→ **Task goal**:
The exercise asks you to copy every line below in which "FTSEM" appears.

→ **Records supplied**:
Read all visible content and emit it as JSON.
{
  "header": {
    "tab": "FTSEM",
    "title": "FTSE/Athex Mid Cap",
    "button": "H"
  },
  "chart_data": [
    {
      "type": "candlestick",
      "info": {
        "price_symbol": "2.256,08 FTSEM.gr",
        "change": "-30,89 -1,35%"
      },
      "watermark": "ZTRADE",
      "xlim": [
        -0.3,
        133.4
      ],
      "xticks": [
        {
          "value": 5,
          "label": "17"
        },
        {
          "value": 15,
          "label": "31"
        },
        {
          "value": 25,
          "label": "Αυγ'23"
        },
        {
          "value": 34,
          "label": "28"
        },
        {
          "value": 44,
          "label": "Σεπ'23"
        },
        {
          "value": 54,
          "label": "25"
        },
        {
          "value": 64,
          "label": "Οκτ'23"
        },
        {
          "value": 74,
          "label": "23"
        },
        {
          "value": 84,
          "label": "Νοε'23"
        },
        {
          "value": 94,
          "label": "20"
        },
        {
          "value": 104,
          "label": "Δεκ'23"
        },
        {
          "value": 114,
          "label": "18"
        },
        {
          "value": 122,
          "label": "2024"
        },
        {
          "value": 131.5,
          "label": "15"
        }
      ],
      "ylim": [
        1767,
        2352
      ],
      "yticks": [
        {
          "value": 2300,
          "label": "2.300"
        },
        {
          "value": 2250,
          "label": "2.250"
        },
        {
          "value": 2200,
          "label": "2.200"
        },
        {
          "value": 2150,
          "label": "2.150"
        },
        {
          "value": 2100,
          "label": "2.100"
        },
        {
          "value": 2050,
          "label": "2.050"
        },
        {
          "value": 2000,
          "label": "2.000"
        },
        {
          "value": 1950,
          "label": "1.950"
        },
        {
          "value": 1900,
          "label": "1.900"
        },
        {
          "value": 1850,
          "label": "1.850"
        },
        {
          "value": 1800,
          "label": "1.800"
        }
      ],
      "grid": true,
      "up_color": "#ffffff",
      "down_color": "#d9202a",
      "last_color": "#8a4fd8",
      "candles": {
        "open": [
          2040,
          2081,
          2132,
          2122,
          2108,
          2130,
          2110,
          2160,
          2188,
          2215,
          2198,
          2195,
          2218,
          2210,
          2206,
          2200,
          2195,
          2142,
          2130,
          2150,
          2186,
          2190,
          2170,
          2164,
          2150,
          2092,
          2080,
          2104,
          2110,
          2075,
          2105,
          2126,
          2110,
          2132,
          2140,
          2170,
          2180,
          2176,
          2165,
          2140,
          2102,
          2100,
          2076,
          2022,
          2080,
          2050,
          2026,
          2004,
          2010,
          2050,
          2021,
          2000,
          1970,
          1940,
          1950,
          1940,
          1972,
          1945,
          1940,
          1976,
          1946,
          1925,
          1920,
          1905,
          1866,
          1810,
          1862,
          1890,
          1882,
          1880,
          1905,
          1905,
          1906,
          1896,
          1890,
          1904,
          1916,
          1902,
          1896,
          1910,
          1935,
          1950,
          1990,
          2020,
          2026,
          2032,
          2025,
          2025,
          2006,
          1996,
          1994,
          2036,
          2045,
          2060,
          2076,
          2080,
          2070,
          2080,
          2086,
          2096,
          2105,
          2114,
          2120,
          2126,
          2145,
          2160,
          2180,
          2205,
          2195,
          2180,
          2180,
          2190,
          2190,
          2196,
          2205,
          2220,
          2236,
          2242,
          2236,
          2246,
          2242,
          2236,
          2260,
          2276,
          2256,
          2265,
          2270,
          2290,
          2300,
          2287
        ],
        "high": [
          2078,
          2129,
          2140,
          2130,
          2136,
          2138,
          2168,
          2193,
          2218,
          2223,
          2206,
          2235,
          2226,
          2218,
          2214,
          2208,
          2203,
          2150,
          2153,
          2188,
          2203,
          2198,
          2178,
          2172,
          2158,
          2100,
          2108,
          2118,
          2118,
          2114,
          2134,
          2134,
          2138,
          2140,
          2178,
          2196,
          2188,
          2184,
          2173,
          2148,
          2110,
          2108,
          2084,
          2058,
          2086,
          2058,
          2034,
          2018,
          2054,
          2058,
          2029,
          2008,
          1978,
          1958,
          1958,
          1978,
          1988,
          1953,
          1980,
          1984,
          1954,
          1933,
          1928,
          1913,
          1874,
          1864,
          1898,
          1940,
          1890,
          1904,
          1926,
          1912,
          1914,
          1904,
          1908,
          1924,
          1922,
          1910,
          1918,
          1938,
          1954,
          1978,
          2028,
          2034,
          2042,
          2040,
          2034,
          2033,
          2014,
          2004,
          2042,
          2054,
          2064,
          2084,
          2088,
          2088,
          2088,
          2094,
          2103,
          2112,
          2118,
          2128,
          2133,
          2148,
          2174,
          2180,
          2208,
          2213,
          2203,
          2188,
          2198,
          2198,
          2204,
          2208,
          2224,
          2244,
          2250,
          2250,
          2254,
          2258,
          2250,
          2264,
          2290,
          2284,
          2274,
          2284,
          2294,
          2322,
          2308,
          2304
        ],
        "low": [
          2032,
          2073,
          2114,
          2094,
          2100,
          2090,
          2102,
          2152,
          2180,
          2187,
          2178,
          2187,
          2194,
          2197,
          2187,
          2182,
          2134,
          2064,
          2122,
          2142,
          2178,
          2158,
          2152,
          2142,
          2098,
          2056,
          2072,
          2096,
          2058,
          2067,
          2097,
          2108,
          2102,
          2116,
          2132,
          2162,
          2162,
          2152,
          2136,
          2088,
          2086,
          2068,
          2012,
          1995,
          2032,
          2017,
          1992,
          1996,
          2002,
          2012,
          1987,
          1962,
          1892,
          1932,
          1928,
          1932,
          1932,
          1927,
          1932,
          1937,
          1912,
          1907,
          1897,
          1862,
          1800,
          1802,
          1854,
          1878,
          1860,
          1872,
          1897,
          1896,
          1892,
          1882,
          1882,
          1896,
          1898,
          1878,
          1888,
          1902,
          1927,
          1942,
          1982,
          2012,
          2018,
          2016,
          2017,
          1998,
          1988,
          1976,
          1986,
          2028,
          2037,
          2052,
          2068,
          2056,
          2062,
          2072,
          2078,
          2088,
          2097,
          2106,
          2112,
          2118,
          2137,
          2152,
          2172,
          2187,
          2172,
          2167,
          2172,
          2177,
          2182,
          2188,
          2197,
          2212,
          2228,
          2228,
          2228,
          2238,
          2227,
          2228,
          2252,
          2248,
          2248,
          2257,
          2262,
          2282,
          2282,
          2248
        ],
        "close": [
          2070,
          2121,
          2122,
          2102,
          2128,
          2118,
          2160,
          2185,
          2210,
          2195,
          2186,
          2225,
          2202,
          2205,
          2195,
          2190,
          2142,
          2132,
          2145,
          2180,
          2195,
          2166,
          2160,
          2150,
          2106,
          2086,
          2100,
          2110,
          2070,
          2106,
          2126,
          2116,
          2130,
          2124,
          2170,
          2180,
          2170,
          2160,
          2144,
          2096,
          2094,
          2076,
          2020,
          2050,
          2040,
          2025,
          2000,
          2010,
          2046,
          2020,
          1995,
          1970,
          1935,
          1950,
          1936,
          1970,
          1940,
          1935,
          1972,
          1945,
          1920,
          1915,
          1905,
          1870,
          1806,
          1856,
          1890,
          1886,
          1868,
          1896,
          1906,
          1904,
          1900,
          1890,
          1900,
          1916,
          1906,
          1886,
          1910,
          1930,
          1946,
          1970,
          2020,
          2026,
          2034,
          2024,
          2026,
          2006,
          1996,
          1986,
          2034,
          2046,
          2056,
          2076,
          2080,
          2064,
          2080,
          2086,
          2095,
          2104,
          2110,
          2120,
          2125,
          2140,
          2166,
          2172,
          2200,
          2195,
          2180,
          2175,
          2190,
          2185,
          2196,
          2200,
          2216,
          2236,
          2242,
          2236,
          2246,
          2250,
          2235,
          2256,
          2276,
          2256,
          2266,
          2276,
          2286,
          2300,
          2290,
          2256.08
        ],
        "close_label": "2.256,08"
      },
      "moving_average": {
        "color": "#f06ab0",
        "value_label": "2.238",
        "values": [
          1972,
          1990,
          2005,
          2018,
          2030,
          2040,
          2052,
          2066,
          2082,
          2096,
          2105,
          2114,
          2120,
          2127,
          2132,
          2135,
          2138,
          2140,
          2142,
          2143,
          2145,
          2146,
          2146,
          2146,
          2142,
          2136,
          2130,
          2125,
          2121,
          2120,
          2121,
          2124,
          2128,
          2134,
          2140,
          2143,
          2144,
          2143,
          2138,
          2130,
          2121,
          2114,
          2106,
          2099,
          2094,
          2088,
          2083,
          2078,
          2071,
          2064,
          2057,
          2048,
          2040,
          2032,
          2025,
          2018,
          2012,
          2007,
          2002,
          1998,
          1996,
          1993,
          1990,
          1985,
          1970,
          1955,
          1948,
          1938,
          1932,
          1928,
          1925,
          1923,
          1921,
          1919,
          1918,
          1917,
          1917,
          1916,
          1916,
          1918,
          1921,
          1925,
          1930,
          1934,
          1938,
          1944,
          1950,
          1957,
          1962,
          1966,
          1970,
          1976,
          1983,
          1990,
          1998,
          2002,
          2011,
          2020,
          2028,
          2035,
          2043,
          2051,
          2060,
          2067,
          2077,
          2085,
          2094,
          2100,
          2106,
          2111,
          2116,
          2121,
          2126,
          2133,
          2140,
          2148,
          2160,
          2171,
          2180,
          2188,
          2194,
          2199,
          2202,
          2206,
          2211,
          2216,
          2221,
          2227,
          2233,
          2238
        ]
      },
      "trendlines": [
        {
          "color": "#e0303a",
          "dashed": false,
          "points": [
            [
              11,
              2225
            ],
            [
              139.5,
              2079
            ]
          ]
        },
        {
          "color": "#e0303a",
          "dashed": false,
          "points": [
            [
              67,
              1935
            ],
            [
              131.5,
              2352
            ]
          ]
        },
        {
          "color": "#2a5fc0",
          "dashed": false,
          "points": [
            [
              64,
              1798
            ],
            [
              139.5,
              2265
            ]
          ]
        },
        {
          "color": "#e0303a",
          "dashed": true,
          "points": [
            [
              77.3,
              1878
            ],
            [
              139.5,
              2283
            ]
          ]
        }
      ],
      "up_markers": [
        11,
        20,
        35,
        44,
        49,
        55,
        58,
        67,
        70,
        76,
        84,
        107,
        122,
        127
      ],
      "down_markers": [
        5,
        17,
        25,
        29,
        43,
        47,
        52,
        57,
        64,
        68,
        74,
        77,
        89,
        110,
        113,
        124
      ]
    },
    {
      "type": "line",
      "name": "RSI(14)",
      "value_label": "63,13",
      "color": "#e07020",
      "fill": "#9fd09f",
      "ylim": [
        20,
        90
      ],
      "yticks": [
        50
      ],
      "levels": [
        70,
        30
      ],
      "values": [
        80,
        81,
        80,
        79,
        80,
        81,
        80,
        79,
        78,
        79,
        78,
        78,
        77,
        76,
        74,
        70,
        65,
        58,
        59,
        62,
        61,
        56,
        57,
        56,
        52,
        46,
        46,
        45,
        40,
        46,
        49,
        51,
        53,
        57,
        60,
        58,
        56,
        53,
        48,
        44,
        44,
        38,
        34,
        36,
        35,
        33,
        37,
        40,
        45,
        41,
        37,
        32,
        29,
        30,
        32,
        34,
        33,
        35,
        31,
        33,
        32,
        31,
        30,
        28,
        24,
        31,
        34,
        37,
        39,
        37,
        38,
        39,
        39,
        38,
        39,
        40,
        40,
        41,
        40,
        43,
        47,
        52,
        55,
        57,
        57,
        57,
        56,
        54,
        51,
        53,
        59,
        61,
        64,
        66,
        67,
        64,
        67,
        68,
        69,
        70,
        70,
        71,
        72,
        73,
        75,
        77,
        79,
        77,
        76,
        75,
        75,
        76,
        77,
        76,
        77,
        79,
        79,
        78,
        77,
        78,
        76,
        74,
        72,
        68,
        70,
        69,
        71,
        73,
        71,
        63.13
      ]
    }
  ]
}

→ **Problem solution**:
    "tab": "FTSEM",
        "price_symbol": "2.256,08 FTSEM.gr",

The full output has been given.